## BEGIN

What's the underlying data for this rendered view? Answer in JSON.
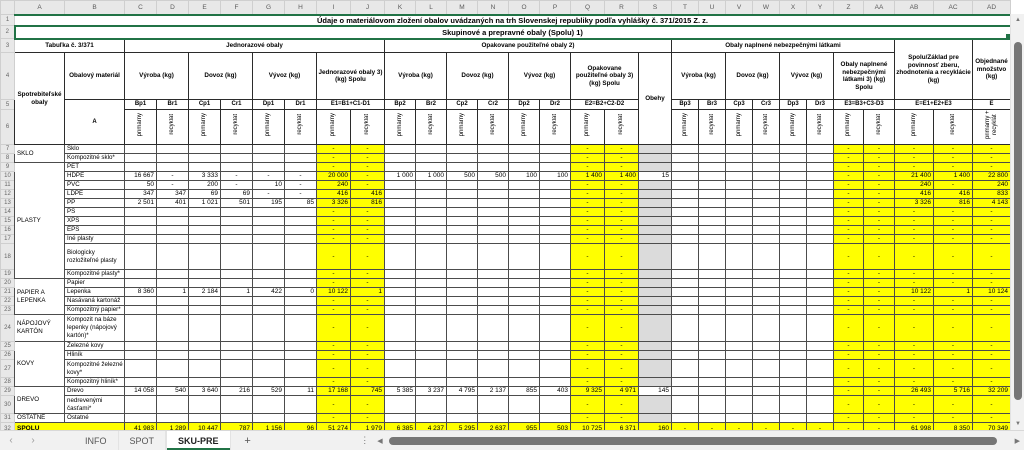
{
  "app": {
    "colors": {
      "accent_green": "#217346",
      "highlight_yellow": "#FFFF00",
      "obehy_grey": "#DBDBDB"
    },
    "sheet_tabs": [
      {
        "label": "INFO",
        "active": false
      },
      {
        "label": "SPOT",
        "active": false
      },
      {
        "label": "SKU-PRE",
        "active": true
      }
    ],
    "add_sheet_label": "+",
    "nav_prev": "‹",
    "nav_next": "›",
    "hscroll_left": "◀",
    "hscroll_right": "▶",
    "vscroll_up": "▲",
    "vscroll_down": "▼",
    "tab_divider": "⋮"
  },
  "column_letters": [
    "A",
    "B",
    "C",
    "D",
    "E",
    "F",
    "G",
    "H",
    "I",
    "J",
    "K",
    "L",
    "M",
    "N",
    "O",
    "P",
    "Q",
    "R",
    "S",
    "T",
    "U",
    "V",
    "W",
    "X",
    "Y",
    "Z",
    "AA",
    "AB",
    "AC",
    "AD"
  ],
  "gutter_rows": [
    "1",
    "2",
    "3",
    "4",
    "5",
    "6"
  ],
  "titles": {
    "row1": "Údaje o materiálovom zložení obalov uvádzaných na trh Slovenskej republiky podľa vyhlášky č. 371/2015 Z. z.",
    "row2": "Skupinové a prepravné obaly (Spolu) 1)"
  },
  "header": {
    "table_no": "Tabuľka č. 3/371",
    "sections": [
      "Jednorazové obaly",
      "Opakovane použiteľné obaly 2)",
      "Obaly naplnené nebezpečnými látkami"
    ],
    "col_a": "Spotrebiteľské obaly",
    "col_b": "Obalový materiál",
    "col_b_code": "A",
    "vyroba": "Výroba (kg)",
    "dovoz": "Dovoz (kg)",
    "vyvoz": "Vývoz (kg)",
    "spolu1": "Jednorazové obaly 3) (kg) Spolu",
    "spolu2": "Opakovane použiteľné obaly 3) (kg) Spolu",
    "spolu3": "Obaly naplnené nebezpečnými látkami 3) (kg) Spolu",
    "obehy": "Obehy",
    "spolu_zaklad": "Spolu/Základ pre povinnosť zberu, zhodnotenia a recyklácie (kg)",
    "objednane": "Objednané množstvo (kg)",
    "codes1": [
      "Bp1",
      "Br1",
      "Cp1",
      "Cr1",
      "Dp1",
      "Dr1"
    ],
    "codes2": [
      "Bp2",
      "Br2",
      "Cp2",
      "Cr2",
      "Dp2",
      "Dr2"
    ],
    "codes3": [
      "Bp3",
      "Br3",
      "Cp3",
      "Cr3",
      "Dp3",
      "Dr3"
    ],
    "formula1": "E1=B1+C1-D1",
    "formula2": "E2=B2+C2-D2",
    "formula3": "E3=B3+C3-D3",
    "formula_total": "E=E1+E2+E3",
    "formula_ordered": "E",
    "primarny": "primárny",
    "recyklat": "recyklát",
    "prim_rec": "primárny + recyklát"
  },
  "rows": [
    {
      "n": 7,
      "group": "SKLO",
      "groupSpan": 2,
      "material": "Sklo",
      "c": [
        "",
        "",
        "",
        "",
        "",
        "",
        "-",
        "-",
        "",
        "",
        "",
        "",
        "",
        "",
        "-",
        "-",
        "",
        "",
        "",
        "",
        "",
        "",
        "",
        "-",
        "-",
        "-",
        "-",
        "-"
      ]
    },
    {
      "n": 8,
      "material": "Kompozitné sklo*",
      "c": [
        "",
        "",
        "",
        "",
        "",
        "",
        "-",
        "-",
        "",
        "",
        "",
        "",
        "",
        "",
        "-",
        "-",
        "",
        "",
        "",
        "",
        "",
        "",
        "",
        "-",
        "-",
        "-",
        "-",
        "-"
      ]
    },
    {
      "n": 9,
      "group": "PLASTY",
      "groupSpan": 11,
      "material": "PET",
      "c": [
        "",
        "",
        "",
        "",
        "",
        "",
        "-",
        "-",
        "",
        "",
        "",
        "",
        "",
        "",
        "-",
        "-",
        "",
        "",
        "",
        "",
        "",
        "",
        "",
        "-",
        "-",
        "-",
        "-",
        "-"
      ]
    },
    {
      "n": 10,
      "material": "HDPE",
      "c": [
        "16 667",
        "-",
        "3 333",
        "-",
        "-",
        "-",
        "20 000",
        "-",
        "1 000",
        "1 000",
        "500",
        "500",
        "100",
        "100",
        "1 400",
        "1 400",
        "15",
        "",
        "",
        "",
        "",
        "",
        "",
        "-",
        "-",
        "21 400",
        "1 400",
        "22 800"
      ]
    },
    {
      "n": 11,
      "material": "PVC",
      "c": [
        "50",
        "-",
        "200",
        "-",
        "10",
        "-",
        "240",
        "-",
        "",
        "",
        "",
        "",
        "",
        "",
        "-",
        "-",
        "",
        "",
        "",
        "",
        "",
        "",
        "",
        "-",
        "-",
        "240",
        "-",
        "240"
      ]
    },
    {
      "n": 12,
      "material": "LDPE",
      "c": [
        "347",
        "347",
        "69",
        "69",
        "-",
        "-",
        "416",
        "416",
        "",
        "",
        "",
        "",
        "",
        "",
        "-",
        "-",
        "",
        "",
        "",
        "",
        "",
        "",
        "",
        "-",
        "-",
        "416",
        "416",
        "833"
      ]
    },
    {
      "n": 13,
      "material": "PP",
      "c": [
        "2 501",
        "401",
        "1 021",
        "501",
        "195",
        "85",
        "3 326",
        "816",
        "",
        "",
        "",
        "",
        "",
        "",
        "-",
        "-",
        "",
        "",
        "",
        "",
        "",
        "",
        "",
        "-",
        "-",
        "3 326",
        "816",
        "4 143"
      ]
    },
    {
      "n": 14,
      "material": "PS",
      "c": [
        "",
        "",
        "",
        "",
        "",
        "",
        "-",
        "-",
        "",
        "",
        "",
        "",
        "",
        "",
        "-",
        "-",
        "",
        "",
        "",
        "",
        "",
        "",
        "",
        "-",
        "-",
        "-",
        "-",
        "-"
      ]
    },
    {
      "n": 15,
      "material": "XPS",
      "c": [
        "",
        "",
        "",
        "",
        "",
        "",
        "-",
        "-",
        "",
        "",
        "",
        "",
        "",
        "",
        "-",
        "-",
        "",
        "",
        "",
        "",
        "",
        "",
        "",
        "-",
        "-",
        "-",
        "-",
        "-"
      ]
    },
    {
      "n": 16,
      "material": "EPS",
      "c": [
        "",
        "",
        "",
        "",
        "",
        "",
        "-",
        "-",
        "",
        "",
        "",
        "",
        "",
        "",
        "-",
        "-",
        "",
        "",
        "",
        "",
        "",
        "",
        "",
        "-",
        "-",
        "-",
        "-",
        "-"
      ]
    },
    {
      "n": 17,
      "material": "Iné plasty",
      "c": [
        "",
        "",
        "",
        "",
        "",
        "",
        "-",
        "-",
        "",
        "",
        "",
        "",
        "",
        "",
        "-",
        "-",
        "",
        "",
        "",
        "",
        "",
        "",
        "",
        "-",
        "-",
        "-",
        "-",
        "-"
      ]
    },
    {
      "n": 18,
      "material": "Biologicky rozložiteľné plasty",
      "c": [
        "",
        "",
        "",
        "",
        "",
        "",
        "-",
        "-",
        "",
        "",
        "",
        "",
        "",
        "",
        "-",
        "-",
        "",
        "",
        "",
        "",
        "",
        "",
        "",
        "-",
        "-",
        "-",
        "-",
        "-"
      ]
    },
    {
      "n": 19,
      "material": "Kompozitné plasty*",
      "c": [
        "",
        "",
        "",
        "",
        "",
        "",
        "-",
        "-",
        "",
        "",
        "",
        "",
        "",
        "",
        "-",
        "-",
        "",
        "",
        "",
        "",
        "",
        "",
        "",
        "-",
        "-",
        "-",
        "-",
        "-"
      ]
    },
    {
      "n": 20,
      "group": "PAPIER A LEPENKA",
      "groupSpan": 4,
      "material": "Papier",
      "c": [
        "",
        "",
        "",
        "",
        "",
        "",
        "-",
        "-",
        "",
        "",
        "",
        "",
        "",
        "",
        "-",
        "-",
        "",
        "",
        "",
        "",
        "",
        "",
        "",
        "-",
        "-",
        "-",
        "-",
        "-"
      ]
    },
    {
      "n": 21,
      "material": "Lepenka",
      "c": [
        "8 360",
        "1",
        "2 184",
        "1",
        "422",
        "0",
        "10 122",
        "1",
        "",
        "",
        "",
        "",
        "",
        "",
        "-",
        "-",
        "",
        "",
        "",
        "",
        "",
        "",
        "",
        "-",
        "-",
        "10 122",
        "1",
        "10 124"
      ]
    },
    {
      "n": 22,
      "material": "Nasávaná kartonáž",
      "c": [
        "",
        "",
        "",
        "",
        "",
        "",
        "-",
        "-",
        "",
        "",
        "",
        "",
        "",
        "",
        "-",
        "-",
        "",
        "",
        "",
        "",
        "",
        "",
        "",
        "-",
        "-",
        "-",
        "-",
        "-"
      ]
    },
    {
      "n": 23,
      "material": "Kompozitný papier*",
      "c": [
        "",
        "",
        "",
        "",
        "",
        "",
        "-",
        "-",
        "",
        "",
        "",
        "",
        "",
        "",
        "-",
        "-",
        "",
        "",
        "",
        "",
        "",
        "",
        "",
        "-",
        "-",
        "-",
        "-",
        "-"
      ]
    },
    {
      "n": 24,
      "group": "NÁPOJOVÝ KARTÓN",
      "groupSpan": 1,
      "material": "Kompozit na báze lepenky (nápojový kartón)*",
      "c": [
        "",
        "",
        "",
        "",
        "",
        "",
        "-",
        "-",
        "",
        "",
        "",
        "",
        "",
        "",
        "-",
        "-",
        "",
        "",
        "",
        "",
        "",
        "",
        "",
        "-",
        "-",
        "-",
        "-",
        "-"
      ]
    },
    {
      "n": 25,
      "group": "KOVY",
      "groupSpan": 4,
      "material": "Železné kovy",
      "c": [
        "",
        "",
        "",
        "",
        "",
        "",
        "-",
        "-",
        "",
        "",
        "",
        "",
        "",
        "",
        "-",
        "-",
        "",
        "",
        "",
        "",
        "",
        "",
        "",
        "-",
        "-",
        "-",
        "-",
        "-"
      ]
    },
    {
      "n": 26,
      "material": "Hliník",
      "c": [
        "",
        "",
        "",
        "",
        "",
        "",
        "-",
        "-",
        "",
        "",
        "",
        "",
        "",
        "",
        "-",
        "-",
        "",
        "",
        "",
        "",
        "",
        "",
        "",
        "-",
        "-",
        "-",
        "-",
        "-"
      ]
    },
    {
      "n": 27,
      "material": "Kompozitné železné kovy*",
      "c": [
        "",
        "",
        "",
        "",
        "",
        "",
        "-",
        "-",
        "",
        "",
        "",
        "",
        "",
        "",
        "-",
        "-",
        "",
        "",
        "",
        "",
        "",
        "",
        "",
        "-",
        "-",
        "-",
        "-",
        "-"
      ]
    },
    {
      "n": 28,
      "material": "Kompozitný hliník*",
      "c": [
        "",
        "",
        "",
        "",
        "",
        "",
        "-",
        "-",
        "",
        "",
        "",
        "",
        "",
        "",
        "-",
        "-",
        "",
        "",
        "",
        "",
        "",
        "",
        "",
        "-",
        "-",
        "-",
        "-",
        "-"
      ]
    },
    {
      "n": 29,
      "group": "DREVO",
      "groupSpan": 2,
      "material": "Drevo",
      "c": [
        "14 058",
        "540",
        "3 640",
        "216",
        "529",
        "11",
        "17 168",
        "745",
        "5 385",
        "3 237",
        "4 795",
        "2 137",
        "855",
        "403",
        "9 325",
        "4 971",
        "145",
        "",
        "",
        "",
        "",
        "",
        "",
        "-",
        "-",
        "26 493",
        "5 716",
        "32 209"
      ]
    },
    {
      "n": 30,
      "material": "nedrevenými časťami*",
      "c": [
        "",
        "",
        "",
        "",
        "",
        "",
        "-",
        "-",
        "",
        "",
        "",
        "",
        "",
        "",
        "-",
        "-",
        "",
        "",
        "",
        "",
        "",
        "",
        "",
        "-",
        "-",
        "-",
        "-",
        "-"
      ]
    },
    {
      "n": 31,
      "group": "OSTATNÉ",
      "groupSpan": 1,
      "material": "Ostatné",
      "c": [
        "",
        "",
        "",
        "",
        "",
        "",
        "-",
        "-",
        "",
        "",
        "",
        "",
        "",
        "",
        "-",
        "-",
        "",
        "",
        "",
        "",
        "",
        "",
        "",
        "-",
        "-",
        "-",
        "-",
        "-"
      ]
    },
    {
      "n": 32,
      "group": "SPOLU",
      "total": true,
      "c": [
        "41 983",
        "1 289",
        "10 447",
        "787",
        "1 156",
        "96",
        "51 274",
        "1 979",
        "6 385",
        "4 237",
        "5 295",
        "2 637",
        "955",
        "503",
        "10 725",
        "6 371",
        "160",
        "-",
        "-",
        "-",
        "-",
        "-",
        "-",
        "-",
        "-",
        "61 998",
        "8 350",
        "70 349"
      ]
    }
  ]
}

## END

STATED TASK –
Search the entries for the word "použiteľné" and pick out every line that holds it.

PROBLEM SOLUTION –
      "Opakovane použiteľné obaly 2)",
    "spolu2": "Opakovane použiteľné obaly 3) (kg) Spolu",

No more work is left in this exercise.